## What you should do
Pictures do not belong in the copy; quote every entry below exactly.

## Material

-- Begin --

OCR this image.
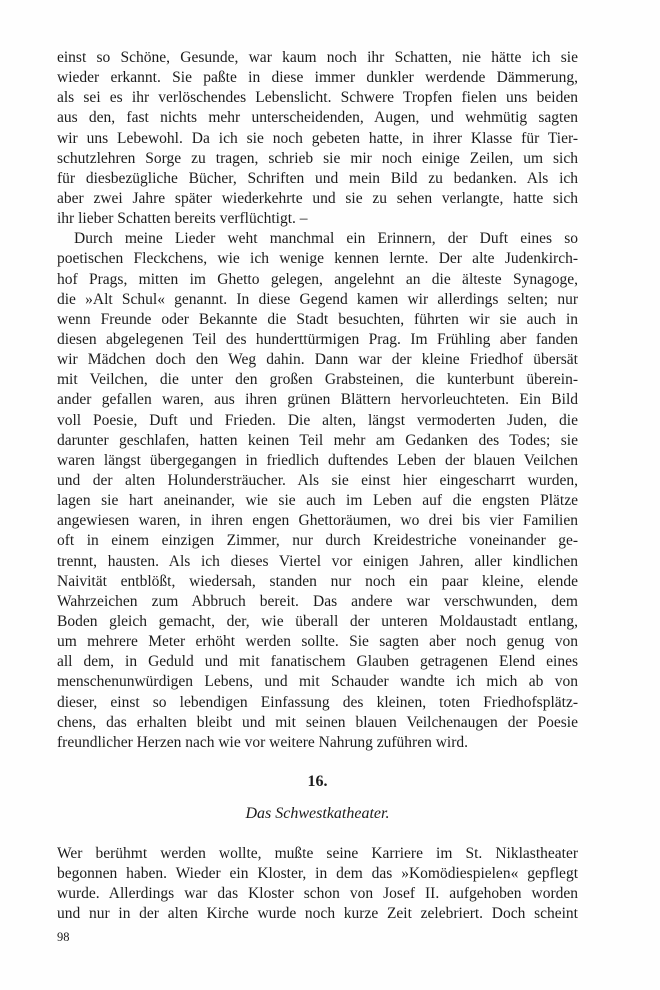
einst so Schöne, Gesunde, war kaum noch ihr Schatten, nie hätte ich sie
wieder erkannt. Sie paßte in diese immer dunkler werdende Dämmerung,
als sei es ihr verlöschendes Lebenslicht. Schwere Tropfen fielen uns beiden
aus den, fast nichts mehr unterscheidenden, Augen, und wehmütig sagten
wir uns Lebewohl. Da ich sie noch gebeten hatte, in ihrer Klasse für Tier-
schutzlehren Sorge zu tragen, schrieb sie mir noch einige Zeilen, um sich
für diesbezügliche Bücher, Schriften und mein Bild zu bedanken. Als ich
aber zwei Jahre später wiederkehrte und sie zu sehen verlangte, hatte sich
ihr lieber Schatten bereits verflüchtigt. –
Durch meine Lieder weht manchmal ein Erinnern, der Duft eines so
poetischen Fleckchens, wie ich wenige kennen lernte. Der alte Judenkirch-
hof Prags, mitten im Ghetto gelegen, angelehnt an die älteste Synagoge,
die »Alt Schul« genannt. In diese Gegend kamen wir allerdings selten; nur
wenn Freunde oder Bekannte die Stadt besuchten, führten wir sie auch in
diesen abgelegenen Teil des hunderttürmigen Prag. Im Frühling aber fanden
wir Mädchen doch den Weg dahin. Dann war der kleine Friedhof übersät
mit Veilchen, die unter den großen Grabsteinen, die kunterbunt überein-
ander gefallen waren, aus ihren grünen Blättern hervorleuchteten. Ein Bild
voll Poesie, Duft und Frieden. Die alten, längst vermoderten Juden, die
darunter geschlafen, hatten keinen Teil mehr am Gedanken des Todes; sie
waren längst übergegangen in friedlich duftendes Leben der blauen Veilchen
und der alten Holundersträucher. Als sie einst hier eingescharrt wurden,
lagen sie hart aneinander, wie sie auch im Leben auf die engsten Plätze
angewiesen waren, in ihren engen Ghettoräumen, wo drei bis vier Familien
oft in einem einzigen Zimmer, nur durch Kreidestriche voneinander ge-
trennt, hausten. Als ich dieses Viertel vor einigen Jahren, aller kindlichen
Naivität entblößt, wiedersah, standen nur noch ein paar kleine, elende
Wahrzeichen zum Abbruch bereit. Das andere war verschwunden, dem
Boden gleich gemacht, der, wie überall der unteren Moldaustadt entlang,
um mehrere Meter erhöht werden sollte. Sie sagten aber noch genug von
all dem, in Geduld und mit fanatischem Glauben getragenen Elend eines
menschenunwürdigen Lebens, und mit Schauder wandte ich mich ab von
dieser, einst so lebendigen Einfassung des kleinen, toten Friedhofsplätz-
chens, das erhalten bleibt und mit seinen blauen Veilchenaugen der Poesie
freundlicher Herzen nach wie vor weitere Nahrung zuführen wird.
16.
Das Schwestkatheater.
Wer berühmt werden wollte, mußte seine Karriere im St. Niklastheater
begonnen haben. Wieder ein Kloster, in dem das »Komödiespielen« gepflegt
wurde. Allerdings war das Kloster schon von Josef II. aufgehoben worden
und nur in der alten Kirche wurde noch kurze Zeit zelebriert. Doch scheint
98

-- End --

## Worked solution
OCR this image.
einst so Schöne, Gesunde, war kaum noch ihr Schatten, nie hätte ich sie
wieder erkannt. Sie paßte in diese immer dunkler werdende Dämmerung,
als sei es ihr verlöschendes Lebenslicht. Schwere Tropfen fielen uns beiden
aus den, fast nichts mehr unterscheidenden, Augen, und wehmütig sagten
wir uns Lebewohl. Da ich sie noch gebeten hatte, in ihrer Klasse für Tier-
schutzlehren Sorge zu tragen, schrieb sie mir noch einige Zeilen, um sich
für diesbezügliche Bücher, Schriften und mein Bild zu bedanken. Als ich
aber zwei Jahre später wiederkehrte und sie zu sehen verlangte, hatte sich
ihr lieber Schatten bereits verflüchtigt. –
Durch meine Lieder weht manchmal ein Erinnern, der Duft eines so
poetischen Fleckchens, wie ich wenige kennen lernte. Der alte Judenkirch-
hof Prags, mitten im Ghetto gelegen, angelehnt an die älteste Synagoge,
die »Alt Schul« genannt. In diese Gegend kamen wir allerdings selten; nur
wenn Freunde oder Bekannte die Stadt besuchten, führten wir sie auch in
diesen abgelegenen Teil des hunderttürmigen Prag. Im Frühling aber fanden
wir Mädchen doch den Weg dahin. Dann war der kleine Friedhof übersät
mit Veilchen, die unter den großen Grabsteinen, die kunterbunt überein-
ander gefallen waren, aus ihren grünen Blättern hervorleuchteten. Ein Bild
voll Poesie, Duft und Frieden. Die alten, längst vermoderten Juden, die
darunter geschlafen, hatten keinen Teil mehr am Gedanken des Todes; sie
waren längst übergegangen in friedlich duftendes Leben der blauen Veilchen
und der alten Holundersträucher. Als sie einst hier eingescharrt wurden,
lagen sie hart aneinander, wie sie auch im Leben auf die engsten Plätze
angewiesen waren, in ihren engen Ghettoräumen, wo drei bis vier Familien
oft in einem einzigen Zimmer, nur durch Kreidestriche voneinander ge-
trennt, hausten. Als ich dieses Viertel vor einigen Jahren, aller kindlichen
Naivität entblößt, wiedersah, standen nur noch ein paar kleine, elende
Wahrzeichen zum Abbruch bereit. Das andere war verschwunden, dem
Boden gleich gemacht, der, wie überall der unteren Moldaustadt entlang,
um mehrere Meter erhöht werden sollte. Sie sagten aber noch genug von
all dem, in Geduld und mit fanatischem Glauben getragenen Elend eines
menschenunwürdigen Lebens, und mit Schauder wandte ich mich ab von
dieser, einst so lebendigen Einfassung des kleinen, toten Friedhofsplätz-
chens, das erhalten bleibt und mit seinen blauen Veilchenaugen der Poesie
freundlicher Herzen nach wie vor weitere Nahrung zuführen wird.
16.
Das Schwestkatheater.
Wer berühmt werden wollte, mußte seine Karriere im St. Niklastheater
begonnen haben. Wieder ein Kloster, in dem das »Komödiespielen« gepflegt
wurde. Allerdings war das Kloster schon von Josef II. aufgehoben worden
und nur in der alten Kirche wurde noch kurze Zeit zelebriert. Doch scheint
98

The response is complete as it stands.